(Document layout analysis data)
-*-*-

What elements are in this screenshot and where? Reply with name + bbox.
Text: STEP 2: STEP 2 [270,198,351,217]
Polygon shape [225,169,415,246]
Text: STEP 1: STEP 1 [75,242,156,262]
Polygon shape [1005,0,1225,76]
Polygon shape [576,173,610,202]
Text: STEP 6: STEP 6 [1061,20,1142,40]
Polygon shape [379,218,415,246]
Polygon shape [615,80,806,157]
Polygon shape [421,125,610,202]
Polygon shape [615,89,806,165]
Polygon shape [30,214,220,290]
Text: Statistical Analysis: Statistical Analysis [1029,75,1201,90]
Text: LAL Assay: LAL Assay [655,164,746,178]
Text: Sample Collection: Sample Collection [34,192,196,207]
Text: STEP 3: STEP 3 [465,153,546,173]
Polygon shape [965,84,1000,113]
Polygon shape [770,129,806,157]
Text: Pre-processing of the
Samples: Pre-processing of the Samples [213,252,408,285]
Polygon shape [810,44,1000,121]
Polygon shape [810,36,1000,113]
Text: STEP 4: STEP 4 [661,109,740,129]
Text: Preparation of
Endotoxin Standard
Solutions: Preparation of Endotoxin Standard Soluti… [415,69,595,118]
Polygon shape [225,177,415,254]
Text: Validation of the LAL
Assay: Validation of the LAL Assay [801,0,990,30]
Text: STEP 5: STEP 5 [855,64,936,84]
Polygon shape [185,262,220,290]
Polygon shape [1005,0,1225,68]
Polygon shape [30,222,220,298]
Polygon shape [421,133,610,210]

-*-*-

→ Task item
Scan the records for lines that hold "STEP", and reproduce each one you find.

→ Exercise response
Text: STEP 2: STEP 2 [270,198,351,217]
Text: STEP 1: STEP 1 [75,242,156,262]
Text: STEP 6: STEP 6 [1061,20,1142,40]
Text: STEP 3: STEP 3 [465,153,546,173]
Text: STEP 4: STEP 4 [661,109,740,129]
Text: STEP 5: STEP 5 [855,64,936,84]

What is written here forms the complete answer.